** Fragmento proporcionado **
══════════════════════════════
El encuentro con la persona concreta en sus circunstancias y esperanzas, renueva la vida consagrada y facilita que el umbral de sus puertas lo puedan cruzar los jóvenes y las jóvenes del siglo XXI. Está en camino aquella vida religiosa que posibilita los elementos dinamizadores, terapéuticos y pedagógicos, para hacerse posible para todo tiempo. También para este que se ha consolidado como una etapa de la historia en la cual evidencian crisis todas las estructuras estables de la historia: familia, relaciones, cultura local, signos de pertenencia y tradiciones.
Ciertamente se trata de una perspectiva novedosa para la que no estamos del todo preparados. Quizá admitamos en el texto la necesaria reforma de nuestras estructuras, pero ciertamente las decisiones de gobierno para facilitarlo, contarán siempre con la tentación del miedo que intentará que «las cosas queden como están, porque así nos dieron resultado en otro tiempo». Sin embargo, sabemos que la cuestión de la vitalidad de la vida religiosa no consiste en que pensemos nosotros qué cambios de adecuación vamos a ofrecer, sino que nos dejemos leer por la realidad para entender qué vida religiosa es la necesaria.
Necesidad de una mirada con visión y generosidad
En conjunto la vida religiosa está despierta. Es una propuesta lúcida y comprensible del Reino para nuestro tiempo. Pero necesitamos abrirnos a una mirada mucho más comprensiva y amplia. Hay que salir de la pequeña historia para encontrar las claves que convierten nuestra forma de seguimiento en imprescindible para este tiempo.
La visión nos lleva a comprender que la vida religiosa no encuentra su razón de ser en respuestas coyunturales; ni en estilos de empresa. Nos devuelve al signo y, por ello, entenderemos como valioso y actual nuestro ser comunidad inter-generacional al servicio del Reino. Cuando reaccionamos con obsesión ante una disminución numérica o reducción de presencias o nuestra realidad de comunidad envejecida, quiere decir que nos preocupa más nuestra fuerza que el mensaje de Dios. Y sin éste, la vida religiosa no tiene sentido.
══════════════════════════════
** Bloque de datos **
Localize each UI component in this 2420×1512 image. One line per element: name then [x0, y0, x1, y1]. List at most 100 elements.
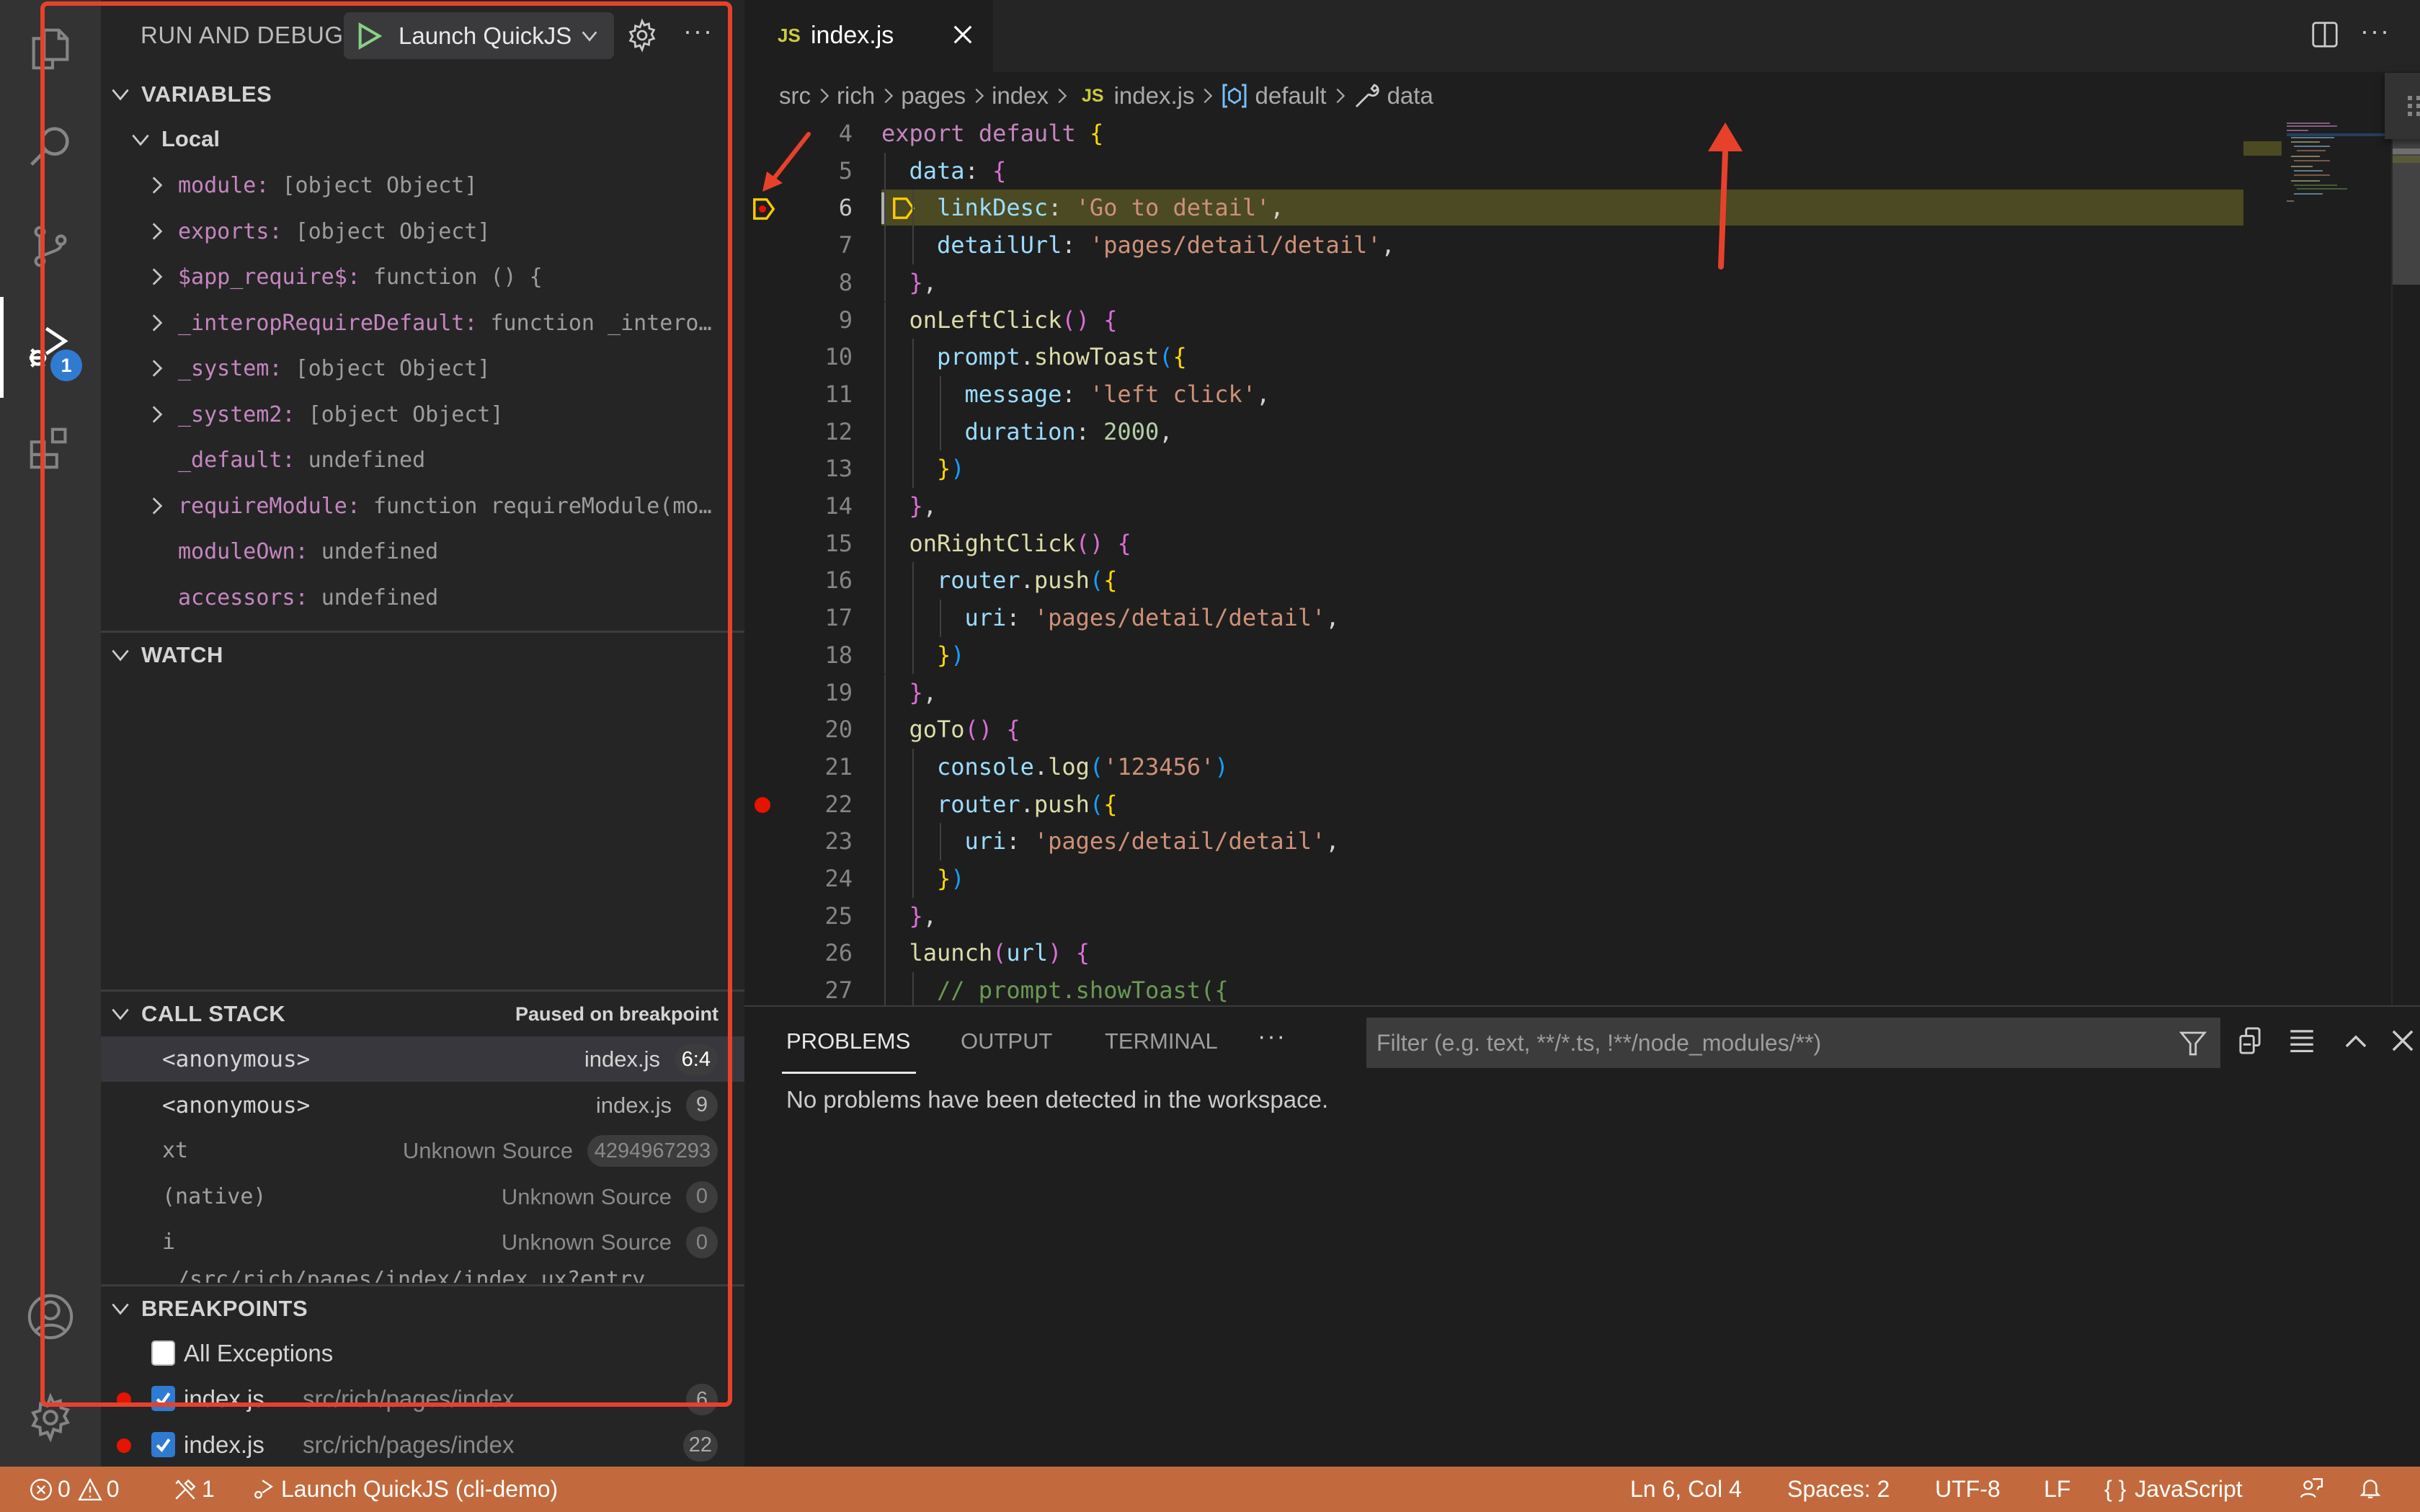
══════════════════════════════
** Problema breve A **
Resume el fragmento en dos oraciones.
** Problema breve B **
Transcribe tal cual, del fragmento, todo lo que va desde «El encuentro con» hasta «pertenencia y tradiciones.».
Las líneas no tienen relación alguna con el fragmento.

** Solución del ejercicio A **
La vida religiosa se renueva con el encuentro con la persona concreta y, aunque el miedo empuja a que las cosas queden como están, su vitalidad depende de dejarse leer por la realidad para entender qué vida religiosa es la necesaria. Está despierta, pero necesita una mirada más amplia, pues su razón de ser no está en respuestas coyunturales ni en estilos de empresa, y obsesionarse con la disminución numérica o el envejecimiento revela que preocupa más la propia fuerza que el mensaje de Dios.

** Solución del ejercicio B **
El encuentro con la persona concreta en sus circunstancias y esperanzas, renueva la vida consagrada y facilita que el umbral de sus puertas lo puedan cruzar los jóvenes y las jóvenes del siglo XXI. Está en camino aquella vida religiosa que posibilita los elementos dinamizadores, terapéuticos y pedagógicos, para hacerse posible para todo tiempo. También para este que se ha consolidado como una etapa de la historia en la cual evidencian crisis todas las estructuras estables de la historia: familia, relaciones, cultura local, signos de pertenencia y tradiciones.